YOUR TASK. Below is a listing. Gather each line of it that contains "n及经手人".

DATA LINES.
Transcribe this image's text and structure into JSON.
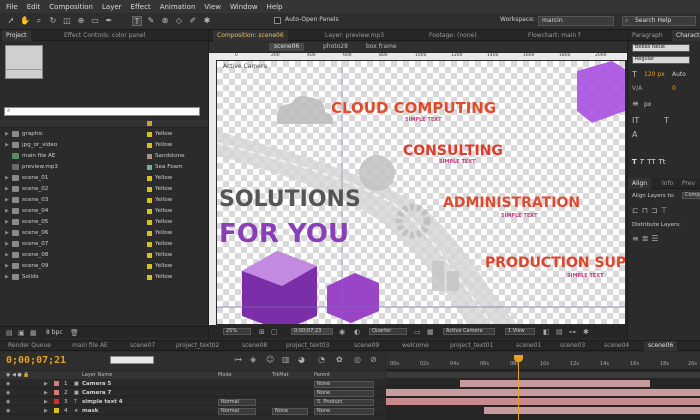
{
  "menu": [
    "File",
    "Edit",
    "Composition",
    "Layer",
    "Effect",
    "Animation",
    "View",
    "Window",
    "Help"
  ],
  "toolbar": {
    "auto_open": "Auto-Open Panels",
    "workspace_label": "Workspace:",
    "workspace_value": "marcin",
    "search": "Search Help"
  },
  "project_panel": {
    "tabs": [
      "Project",
      "Effect Controls: color panel"
    ],
    "items": [
      {
        "name": "graphic",
        "label": "Yellow",
        "color": "#d6c21a"
      },
      {
        "name": "jpg_or_video",
        "label": "Yellow",
        "color": "#d6c21a"
      },
      {
        "name": "main file AE",
        "label": "Sandstone",
        "color": "#a8957a"
      },
      {
        "name": "preview.mp3",
        "label": "Sea Foam",
        "color": "#6fb0a0"
      },
      {
        "name": "scene_01",
        "label": "Yellow",
        "color": "#d6c21a"
      },
      {
        "name": "scene_02",
        "label": "Yellow",
        "color": "#d6c21a"
      },
      {
        "name": "scene_03",
        "label": "Yellow",
        "color": "#d6c21a"
      },
      {
        "name": "scene_04",
        "label": "Yellow",
        "color": "#d6c21a"
      },
      {
        "name": "scene_05",
        "label": "Yellow",
        "color": "#d6c21a"
      },
      {
        "name": "scene_06",
        "label": "Yellow",
        "color": "#d6c21a"
      },
      {
        "name": "scene_07",
        "label": "Yellow",
        "color": "#d6c21a"
      },
      {
        "name": "scene_08",
        "label": "Yellow",
        "color": "#d6c21a"
      },
      {
        "name": "scene_09",
        "label": "Yellow",
        "color": "#d6c21a"
      },
      {
        "name": "Solids",
        "label": "Yellow",
        "color": "#d6c21a"
      }
    ],
    "bpc": "8 bpc"
  },
  "comp_panel": {
    "tabs": [
      "Composition: scene06",
      "Layer: preview.mp3",
      "Footage: (none)",
      "Flowchart: main f"
    ],
    "breadcrumbs": [
      "scene06",
      "photo28",
      "box frame"
    ],
    "ruler": [
      "0",
      "200",
      "400",
      "600",
      "800",
      "1000",
      "1200",
      "1400",
      "1600",
      "1800",
      "2000"
    ],
    "active_camera": "Active Camera",
    "footer": {
      "zoom": "25%",
      "time": "0;00;07;23",
      "quality": "Quarter",
      "view": "Active Camera",
      "views": "1 View"
    }
  },
  "comp_words": {
    "cloud": "CLOUD COMPUTING",
    "consulting": "CONSULTING",
    "admin": "ADMINISTRATION",
    "production": "PRODUCTION SUPPLIES",
    "solutions": "SOLUTIONS",
    "foryou": "FOR YOU",
    "sub": "SIMPLE TEXT"
  },
  "right_panel": {
    "tabs": [
      "Paragraph",
      "Charact"
    ],
    "font": "Bebas Neue",
    "style": "Regular",
    "size": "120 px",
    "leading": "Auto",
    "tracking": "0",
    "unit": "px",
    "align_tabs": [
      "Align",
      "Info",
      "Prev"
    ],
    "align_layers": "Align Layers to:",
    "align_target": "Compo",
    "distribute": "Distribute Layers:"
  },
  "timeline": {
    "tabs": [
      "Render Queue",
      "main file AE",
      "scene07",
      "project_text02",
      "scene08",
      "project_text03",
      "scene09",
      "welcome",
      "project_text01",
      "scene01",
      "scene03",
      "scene04",
      "scene06"
    ],
    "timecode": "0;00;07;21",
    "columns": {
      "name": "Layer Name",
      "mode": "Mode",
      "trkmat": "TrkMat",
      "parent": "Parent"
    },
    "layers": [
      {
        "num": "1",
        "name": "Camera 5",
        "mode": "",
        "trkmat": "",
        "parent": "None",
        "color": "#d67b7b"
      },
      {
        "num": "2",
        "name": "Camera 7",
        "mode": "",
        "trkmat": "",
        "parent": "None",
        "color": "#d67b7b"
      },
      {
        "num": "3",
        "name": "simple text 4",
        "mode": "Normal",
        "trkmat": "",
        "parent": "5. Product",
        "color": "#cc3030"
      },
      {
        "num": "4",
        "name": "mask",
        "mode": "Normal",
        "trkmat": "None",
        "parent": "None",
        "color": "#d6c21a"
      }
    ],
    "ruler": [
      "00s",
      "02s",
      "04s",
      "06s",
      "08s",
      "10s",
      "12s",
      "14s",
      "16s",
      "18s",
      "20s"
    ]
  },
  "colors": {
    "accent": "#e8a020",
    "purple": "#8a3fb8",
    "red": "#e04428"
  }
}
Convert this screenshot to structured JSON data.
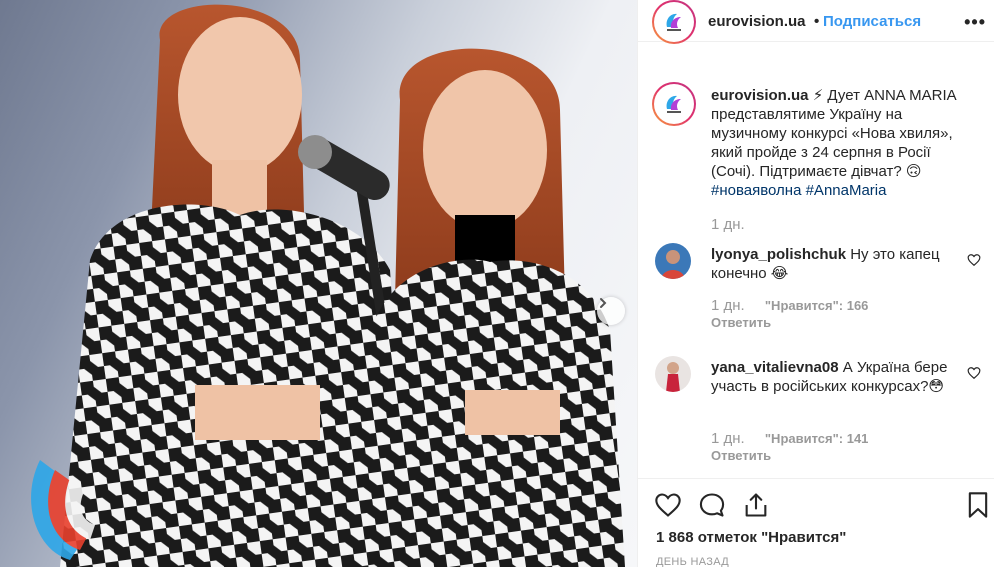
{
  "post": {
    "account": "eurovision.ua",
    "dot": "•",
    "follow_label": "Подписаться",
    "more_label": "•••",
    "caption_text": "⚡ Дует ANNA MARIA представлятиме Україну на музичному конкурсі «Нова хвиля», який пройде з 24 серпня в Росії (Сочі). Підтримаєте дівчат? 🙃",
    "hashtags": "#новаяволна #AnnaMaria",
    "caption_time": "1 дн."
  },
  "comments": [
    {
      "user": "lyonya_polishchuk",
      "text": "Ну это капец конечно 😂",
      "time": "1 дн.",
      "likes": "\"Нравится\": 166",
      "reply_label": "Ответить"
    },
    {
      "user": "yana_vitalievna08",
      "text": "А Україна бере участь в російських конкурсах?😳",
      "time": "1 дн.",
      "likes": "\"Нравится\": 141",
      "reply_label": "Ответить"
    }
  ],
  "footer": {
    "likes_total": "1 868 отметок \"Нравится\"",
    "posted_ago": "ДЕНЬ НАЗАД"
  },
  "icons": {
    "like": "heart-icon",
    "comment": "comment-icon",
    "share": "share-icon",
    "save": "bookmark-icon",
    "next": "chevron-right-icon"
  },
  "colors": {
    "link": "#3897f0",
    "hashtag": "#003569",
    "muted": "#999999",
    "text": "#262626"
  }
}
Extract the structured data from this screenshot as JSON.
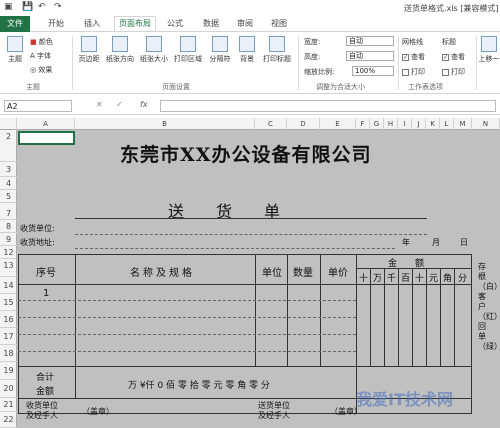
{
  "window": {
    "title": "送货单格式.xls [兼容模式]"
  },
  "tabs": [
    "文件",
    "开始",
    "插入",
    "页面布局",
    "公式",
    "数据",
    "审阅",
    "视图"
  ],
  "ribbon": {
    "theme": {
      "main": "主题",
      "colors": "颜色",
      "fonts": "字体",
      "effects": "效果",
      "group": "主题"
    },
    "page_setup": {
      "margins": "页边距",
      "orientation": "纸张方向",
      "size": "纸张大小",
      "print_area": "打印区域",
      "breaks": "分隔符",
      "background": "背景",
      "print_titles": "打印标题",
      "group": "页面设置"
    },
    "scale": {
      "width_label": "宽度:",
      "width_value": "自动",
      "height_label": "高度:",
      "height_value": "自动",
      "scale_label": "缩放比例:",
      "scale_value": "100%",
      "group": "调整为合适大小"
    },
    "sheet_options": {
      "gridlines": "网格线",
      "headings": "标题",
      "view": "查看",
      "print": "打印",
      "group": "工作表选项"
    },
    "arrange": {
      "bring_forward": "上移一"
    }
  },
  "formula_bar": {
    "name_box": "A2",
    "fx": "fx"
  },
  "columns": [
    "A",
    "B",
    "C",
    "D",
    "E",
    "F",
    "G",
    "H",
    "I",
    "J",
    "K",
    "L",
    "M",
    "N"
  ],
  "rows": [
    "2",
    "3",
    "4",
    "5",
    "7",
    "8",
    "9",
    "12",
    "13",
    "14",
    "15",
    "16",
    "17",
    "18",
    "19",
    "20",
    "21",
    "22"
  ],
  "sheet": {
    "company": "东莞市XX办公设备有限公司",
    "doc_title": "送　　货　　单",
    "recipient": "收货单位:",
    "address": "收货地址:",
    "year": "年",
    "month": "月",
    "day": "日",
    "col_no": "序号",
    "col_name": "名称及规格",
    "col_unit": "单位",
    "col_qty": "数量",
    "col_price": "单价",
    "col_amount": "金　　额",
    "amount_digits": [
      "十",
      "万",
      "千",
      "百",
      "十",
      "元",
      "角",
      "分"
    ],
    "row1_no": "1",
    "total1": "合计",
    "total2": "金额",
    "total_text": "万 ¥仟 0 佰 零 拾 零 元 零 角 零 分",
    "side_note": "存根（白）客户（红）回单（绿）",
    "recv_label": "收货单位\n及经手人",
    "stamp1": "（盖章）",
    "send_label": "送货单位\n及经手人",
    "stamp2": "（盖章）"
  },
  "watermark": "我爱IT技术网"
}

ANSWER BELOW.
    "recv_label": "收货单位\n及经手人",
    "send_label": "送货单位\n及经手人",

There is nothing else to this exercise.